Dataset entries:
________

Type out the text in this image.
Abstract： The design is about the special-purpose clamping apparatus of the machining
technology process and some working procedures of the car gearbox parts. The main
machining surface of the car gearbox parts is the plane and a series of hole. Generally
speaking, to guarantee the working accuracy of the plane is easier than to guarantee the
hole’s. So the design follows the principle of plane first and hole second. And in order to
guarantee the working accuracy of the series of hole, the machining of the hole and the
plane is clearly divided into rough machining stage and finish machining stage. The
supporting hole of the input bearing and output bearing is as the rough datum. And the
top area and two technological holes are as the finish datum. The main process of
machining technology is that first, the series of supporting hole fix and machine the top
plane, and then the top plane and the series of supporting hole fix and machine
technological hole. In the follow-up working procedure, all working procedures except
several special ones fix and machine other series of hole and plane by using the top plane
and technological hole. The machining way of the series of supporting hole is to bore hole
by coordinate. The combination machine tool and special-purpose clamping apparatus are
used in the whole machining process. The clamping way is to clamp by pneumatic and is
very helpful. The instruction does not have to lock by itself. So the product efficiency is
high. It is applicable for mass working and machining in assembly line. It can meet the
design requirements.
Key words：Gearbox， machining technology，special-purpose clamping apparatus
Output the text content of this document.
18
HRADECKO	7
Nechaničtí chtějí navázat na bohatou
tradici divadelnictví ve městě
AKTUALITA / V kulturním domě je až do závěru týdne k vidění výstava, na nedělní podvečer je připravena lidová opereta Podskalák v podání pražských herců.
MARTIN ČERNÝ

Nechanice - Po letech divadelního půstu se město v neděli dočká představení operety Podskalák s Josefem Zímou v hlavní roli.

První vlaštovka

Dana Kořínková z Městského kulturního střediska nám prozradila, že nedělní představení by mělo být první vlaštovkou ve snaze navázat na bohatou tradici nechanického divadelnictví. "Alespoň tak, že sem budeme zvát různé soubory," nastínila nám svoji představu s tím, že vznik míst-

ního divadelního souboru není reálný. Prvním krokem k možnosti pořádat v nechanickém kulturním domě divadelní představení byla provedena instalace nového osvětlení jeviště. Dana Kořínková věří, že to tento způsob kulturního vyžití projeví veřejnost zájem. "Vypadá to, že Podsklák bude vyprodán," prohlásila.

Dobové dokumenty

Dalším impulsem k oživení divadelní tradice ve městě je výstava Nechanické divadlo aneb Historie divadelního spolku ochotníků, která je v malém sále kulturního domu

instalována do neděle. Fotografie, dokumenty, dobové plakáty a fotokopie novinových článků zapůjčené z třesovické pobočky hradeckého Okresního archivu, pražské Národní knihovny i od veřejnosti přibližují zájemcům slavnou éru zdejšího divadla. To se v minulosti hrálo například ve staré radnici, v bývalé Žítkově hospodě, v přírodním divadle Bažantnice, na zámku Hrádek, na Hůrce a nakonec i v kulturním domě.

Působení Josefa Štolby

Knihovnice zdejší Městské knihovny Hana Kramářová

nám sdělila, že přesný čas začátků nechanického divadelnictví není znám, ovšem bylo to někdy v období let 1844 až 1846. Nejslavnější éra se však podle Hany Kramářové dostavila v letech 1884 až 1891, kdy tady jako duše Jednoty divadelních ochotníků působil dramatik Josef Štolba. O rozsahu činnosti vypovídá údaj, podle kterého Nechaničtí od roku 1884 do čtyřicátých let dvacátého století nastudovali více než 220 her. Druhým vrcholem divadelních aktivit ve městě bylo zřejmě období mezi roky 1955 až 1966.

________

What is asked => Transcribe the material exactly as it reads.

Output for this task =>
Type out the text in this image.
Abstract： The design is about the special-purpose clamping apparatus of the machining
technology process and some working procedures of the car gearbox parts. The main
machining surface of the car gearbox parts is the plane and a series of hole. Generally
speaking, to guarantee the working accuracy of the plane is easier than to guarantee the
hole’s. So the design follows the principle of plane first and hole second. And in order to
guarantee the working accuracy of the series of hole, the machining of the hole and the
plane is clearly divided into rough machining stage and finish machining stage. The
supporting hole of the input bearing and output bearing is as the rough datum. And the
top area and two technological holes are as the finish datum. The main process of
machining technology is that first, the series of supporting hole fix and machine the top
plane, and then the top plane and the series of supporting hole fix and machine
technological hole. In the follow-up working procedure, all working procedures except
several special ones fix and machine other series of hole and plane by using the top plane
and technological hole. The machining way of the series of supporting hole is to bore hole
by coordinate. The combination machine tool and special-purpose clamping apparatus are
used in the whole machining process. The clamping way is to clamp by pneumatic and is
very helpful. The instruction does not have to lock by itself. So the product efficiency is
high. It is applicable for mass working and machining in assembly line. It can meet the
design requirements.
Key words：Gearbox， machining technology，special-purpose clamping apparatus
Output the text content of this document.
18
HRADECKO	7
Nechaničtí chtějí navázat na bohatou
tradici divadelnictví ve městě
AKTUALITA / V kulturním domě je až do závěru týdne k vidění výstava, na nedělní podvečer je připravena lidová opereta Podskalák v podání pražských herců.
MARTIN ČERNÝ

Nechanice - Po letech divadelního půstu se město v neděli dočká představení operety Podskalák s Josefem Zímou v hlavní roli.

První vlaštovka

Dana Kořínková z Městského kulturního střediska nám prozradila, že nedělní představení by mělo být první vlaštovkou ve snaze navázat na bohatou tradici nechanického divadelnictví. "Alespoň tak, že sem budeme zvát různé soubory," nastínila nám svoji představu s tím, že vznik míst-

ního divadelního souboru není reálný. Prvním krokem k možnosti pořádat v nechanickém kulturním domě divadelní představení byla provedena instalace nového osvětlení jeviště. Dana Kořínková věří, že to tento způsob kulturního vyžití projeví veřejnost zájem. "Vypadá to, že Podsklák bude vyprodán," prohlásila.

Dobové dokumenty

Dalším impulsem k oživení divadelní tradice ve městě je výstava Nechanické divadlo aneb Historie divadelního spolku ochotníků, která je v malém sále kulturního domu

instalována do neděle. Fotografie, dokumenty, dobové plakáty a fotokopie novinových článků zapůjčené z třesovické pobočky hradeckého Okresního archivu, pražské Národní knihovny i od veřejnosti přibližují zájemcům slavnou éru zdejšího divadla. To se v minulosti hrálo například ve staré radnici, v bývalé Žítkově hospodě, v přírodním divadle Bažantnice, na zámku Hrádek, na Hůrce a nakonec i v kulturním domě.

Působení Josefa Štolby

Knihovnice zdejší Městské knihovny Hana Kramářová

nám sdělila, že přesný čas začátků nechanického divadelnictví není znám, ovšem bylo to někdy v období let 1844 až 1846. Nejslavnější éra se však podle Hany Kramářové dostavila v letech 1884 až 1891, kdy tady jako duše Jednoty divadelních ochotníků působil dramatik Josef Štolba. O rozsahu činnosti vypovídá údaj, podle kterého Nechaničtí od roku 1884 do čtyřicátých let dvacátého století nastudovali více než 220 her. Druhým vrcholem divadelních aktivit ve městě bylo zřejmě období mezi roky 1955 až 1966.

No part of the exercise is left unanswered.